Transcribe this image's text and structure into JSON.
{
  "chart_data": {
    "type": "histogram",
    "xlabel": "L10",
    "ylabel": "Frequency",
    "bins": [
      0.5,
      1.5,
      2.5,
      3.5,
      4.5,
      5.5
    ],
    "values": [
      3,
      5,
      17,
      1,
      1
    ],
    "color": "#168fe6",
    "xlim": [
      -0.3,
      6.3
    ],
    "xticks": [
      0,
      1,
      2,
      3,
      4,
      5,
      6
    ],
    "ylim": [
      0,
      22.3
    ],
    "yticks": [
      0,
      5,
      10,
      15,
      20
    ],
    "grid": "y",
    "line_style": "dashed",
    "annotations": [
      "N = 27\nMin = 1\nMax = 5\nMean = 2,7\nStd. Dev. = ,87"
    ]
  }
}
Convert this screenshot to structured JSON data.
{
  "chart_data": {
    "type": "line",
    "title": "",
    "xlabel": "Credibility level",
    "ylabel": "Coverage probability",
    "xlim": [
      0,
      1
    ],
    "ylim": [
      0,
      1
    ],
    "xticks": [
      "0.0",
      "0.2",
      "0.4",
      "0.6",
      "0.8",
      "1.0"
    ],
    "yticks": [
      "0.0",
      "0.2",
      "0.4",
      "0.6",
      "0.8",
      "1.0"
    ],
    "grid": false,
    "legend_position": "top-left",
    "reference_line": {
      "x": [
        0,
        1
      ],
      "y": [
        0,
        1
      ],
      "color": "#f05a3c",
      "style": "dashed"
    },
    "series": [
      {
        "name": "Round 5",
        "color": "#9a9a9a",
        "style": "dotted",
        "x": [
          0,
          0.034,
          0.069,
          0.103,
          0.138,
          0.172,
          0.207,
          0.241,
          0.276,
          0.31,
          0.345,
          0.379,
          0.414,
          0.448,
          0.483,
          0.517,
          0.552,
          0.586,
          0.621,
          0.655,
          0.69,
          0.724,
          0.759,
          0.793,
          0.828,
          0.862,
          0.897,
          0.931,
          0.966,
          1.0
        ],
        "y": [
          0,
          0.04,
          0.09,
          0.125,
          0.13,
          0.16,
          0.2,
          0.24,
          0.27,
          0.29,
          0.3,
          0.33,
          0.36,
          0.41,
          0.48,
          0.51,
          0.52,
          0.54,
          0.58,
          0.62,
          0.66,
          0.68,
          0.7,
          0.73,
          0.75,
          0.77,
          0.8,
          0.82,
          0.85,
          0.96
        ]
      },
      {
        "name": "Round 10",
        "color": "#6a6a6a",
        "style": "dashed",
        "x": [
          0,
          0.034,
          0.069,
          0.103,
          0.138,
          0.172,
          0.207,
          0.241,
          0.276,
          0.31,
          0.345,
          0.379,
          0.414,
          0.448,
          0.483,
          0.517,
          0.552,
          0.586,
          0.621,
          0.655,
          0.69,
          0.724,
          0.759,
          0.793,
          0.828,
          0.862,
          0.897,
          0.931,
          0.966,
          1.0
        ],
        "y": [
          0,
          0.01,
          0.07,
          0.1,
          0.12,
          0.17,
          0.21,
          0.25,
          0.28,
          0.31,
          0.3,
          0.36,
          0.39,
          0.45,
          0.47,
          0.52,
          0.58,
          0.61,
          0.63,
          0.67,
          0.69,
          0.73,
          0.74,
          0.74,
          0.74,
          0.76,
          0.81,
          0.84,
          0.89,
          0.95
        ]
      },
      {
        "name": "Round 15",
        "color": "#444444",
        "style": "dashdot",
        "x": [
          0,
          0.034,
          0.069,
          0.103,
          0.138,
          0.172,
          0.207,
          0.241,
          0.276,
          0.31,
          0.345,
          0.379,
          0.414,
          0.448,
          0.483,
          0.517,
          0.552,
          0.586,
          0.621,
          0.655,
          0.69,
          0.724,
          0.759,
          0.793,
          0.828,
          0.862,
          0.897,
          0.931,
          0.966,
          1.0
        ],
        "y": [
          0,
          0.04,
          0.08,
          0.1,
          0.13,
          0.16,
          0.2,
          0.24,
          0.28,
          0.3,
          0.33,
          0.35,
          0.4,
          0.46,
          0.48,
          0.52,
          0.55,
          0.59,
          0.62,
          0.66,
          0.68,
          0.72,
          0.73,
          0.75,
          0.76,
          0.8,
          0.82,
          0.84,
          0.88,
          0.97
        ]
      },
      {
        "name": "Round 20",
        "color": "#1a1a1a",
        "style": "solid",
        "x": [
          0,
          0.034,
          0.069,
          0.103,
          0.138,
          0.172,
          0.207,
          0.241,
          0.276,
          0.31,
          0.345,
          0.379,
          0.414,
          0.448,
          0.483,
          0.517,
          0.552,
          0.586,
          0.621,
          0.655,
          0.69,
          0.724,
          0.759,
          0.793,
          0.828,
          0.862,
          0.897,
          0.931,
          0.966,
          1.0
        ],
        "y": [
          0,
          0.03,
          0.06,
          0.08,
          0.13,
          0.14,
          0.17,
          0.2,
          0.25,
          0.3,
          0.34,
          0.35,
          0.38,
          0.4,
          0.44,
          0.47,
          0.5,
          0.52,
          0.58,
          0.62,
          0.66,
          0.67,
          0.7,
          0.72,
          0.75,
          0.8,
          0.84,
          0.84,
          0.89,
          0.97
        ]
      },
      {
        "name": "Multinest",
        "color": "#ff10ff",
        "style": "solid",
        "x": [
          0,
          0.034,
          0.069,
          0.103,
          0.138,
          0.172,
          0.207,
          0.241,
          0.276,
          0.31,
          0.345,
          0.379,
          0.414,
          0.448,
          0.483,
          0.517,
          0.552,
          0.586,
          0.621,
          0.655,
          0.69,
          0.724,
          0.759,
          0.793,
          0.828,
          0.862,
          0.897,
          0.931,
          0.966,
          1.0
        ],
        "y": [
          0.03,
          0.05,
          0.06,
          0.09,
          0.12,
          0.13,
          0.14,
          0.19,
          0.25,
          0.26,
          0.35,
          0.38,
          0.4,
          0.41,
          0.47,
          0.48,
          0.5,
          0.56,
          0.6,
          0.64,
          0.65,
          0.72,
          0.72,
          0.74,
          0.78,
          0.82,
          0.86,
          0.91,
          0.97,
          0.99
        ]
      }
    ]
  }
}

_ _ _ _ _

▸ What you have to do
The records above should be restated word for word, please.

▸ Exercise output
Transcribe this image's text and structure into JSON.
{
  "chart_data": {
    "type": "histogram",
    "xlabel": "L10",
    "ylabel": "Frequency",
    "bins": [
      0.5,
      1.5,
      2.5,
      3.5,
      4.5,
      5.5
    ],
    "values": [
      3,
      5,
      17,
      1,
      1
    ],
    "color": "#168fe6",
    "xlim": [
      -0.3,
      6.3
    ],
    "xticks": [
      0,
      1,
      2,
      3,
      4,
      5,
      6
    ],
    "ylim": [
      0,
      22.3
    ],
    "yticks": [
      0,
      5,
      10,
      15,
      20
    ],
    "grid": "y",
    "line_style": "dashed",
    "annotations": [
      "N = 27\nMin = 1\nMax = 5\nMean = 2,7\nStd. Dev. = ,87"
    ]
  }
}
Convert this screenshot to structured JSON data.
{
  "chart_data": {
    "type": "line",
    "title": "",
    "xlabel": "Credibility level",
    "ylabel": "Coverage probability",
    "xlim": [
      0,
      1
    ],
    "ylim": [
      0,
      1
    ],
    "xticks": [
      "0.0",
      "0.2",
      "0.4",
      "0.6",
      "0.8",
      "1.0"
    ],
    "yticks": [
      "0.0",
      "0.2",
      "0.4",
      "0.6",
      "0.8",
      "1.0"
    ],
    "grid": false,
    "legend_position": "top-left",
    "reference_line": {
      "x": [
        0,
        1
      ],
      "y": [
        0,
        1
      ],
      "color": "#f05a3c",
      "style": "dashed"
    },
    "series": [
      {
        "name": "Round 5",
        "color": "#9a9a9a",
        "style": "dotted",
        "x": [
          0,
          0.034,
          0.069,
          0.103,
          0.138,
          0.172,
          0.207,
          0.241,
          0.276,
          0.31,
          0.345,
          0.379,
          0.414,
          0.448,
          0.483,
          0.517,
          0.552,
          0.586,
          0.621,
          0.655,
          0.69,
          0.724,
          0.759,
          0.793,
          0.828,
          0.862,
          0.897,
          0.931,
          0.966,
          1.0
        ],
        "y": [
          0,
          0.04,
          0.09,
          0.125,
          0.13,
          0.16,
          0.2,
          0.24,
          0.27,
          0.29,
          0.3,
          0.33,
          0.36,
          0.41,
          0.48,
          0.51,
          0.52,
          0.54,
          0.58,
          0.62,
          0.66,
          0.68,
          0.7,
          0.73,
          0.75,
          0.77,
          0.8,
          0.82,
          0.85,
          0.96
        ]
      },
      {
        "name": "Round 10",
        "color": "#6a6a6a",
        "style": "dashed",
        "x": [
          0,
          0.034,
          0.069,
          0.103,
          0.138,
          0.172,
          0.207,
          0.241,
          0.276,
          0.31,
          0.345,
          0.379,
          0.414,
          0.448,
          0.483,
          0.517,
          0.552,
          0.586,
          0.621,
          0.655,
          0.69,
          0.724,
          0.759,
          0.793,
          0.828,
          0.862,
          0.897,
          0.931,
          0.966,
          1.0
        ],
        "y": [
          0,
          0.01,
          0.07,
          0.1,
          0.12,
          0.17,
          0.21,
          0.25,
          0.28,
          0.31,
          0.3,
          0.36,
          0.39,
          0.45,
          0.47,
          0.52,
          0.58,
          0.61,
          0.63,
          0.67,
          0.69,
          0.73,
          0.74,
          0.74,
          0.74,
          0.76,
          0.81,
          0.84,
          0.89,
          0.95
        ]
      },
      {
        "name": "Round 15",
        "color": "#444444",
        "style": "dashdot",
        "x": [
          0,
          0.034,
          0.069,
          0.103,
          0.138,
          0.172,
          0.207,
          0.241,
          0.276,
          0.31,
          0.345,
          0.379,
          0.414,
          0.448,
          0.483,
          0.517,
          0.552,
          0.586,
          0.621,
          0.655,
          0.69,
          0.724,
          0.759,
          0.793,
          0.828,
          0.862,
          0.897,
          0.931,
          0.966,
          1.0
        ],
        "y": [
          0,
          0.04,
          0.08,
          0.1,
          0.13,
          0.16,
          0.2,
          0.24,
          0.28,
          0.3,
          0.33,
          0.35,
          0.4,
          0.46,
          0.48,
          0.52,
          0.55,
          0.59,
          0.62,
          0.66,
          0.68,
          0.72,
          0.73,
          0.75,
          0.76,
          0.8,
          0.82,
          0.84,
          0.88,
          0.97
        ]
      },
      {
        "name": "Round 20",
        "color": "#1a1a1a",
        "style": "solid",
        "x": [
          0,
          0.034,
          0.069,
          0.103,
          0.138,
          0.172,
          0.207,
          0.241,
          0.276,
          0.31,
          0.345,
          0.379,
          0.414,
          0.448,
          0.483,
          0.517,
          0.552,
          0.586,
          0.621,
          0.655,
          0.69,
          0.724,
          0.759,
          0.793,
          0.828,
          0.862,
          0.897,
          0.931,
          0.966,
          1.0
        ],
        "y": [
          0,
          0.03,
          0.06,
          0.08,
          0.13,
          0.14,
          0.17,
          0.2,
          0.25,
          0.3,
          0.34,
          0.35,
          0.38,
          0.4,
          0.44,
          0.47,
          0.5,
          0.52,
          0.58,
          0.62,
          0.66,
          0.67,
          0.7,
          0.72,
          0.75,
          0.8,
          0.84,
          0.84,
          0.89,
          0.97
        ]
      },
      {
        "name": "Multinest",
        "color": "#ff10ff",
        "style": "solid",
        "x": [
          0,
          0.034,
          0.069,
          0.103,
          0.138,
          0.172,
          0.207,
          0.241,
          0.276,
          0.31,
          0.345,
          0.379,
          0.414,
          0.448,
          0.483,
          0.517,
          0.552,
          0.586,
          0.621,
          0.655,
          0.69,
          0.724,
          0.759,
          0.793,
          0.828,
          0.862,
          0.897,
          0.931,
          0.966,
          1.0
        ],
        "y": [
          0.03,
          0.05,
          0.06,
          0.09,
          0.12,
          0.13,
          0.14,
          0.19,
          0.25,
          0.26,
          0.35,
          0.38,
          0.4,
          0.41,
          0.47,
          0.48,
          0.5,
          0.56,
          0.6,
          0.64,
          0.65,
          0.72,
          0.72,
          0.74,
          0.78,
          0.82,
          0.86,
          0.91,
          0.97,
          0.99
        ]
      }
    ]
  }
}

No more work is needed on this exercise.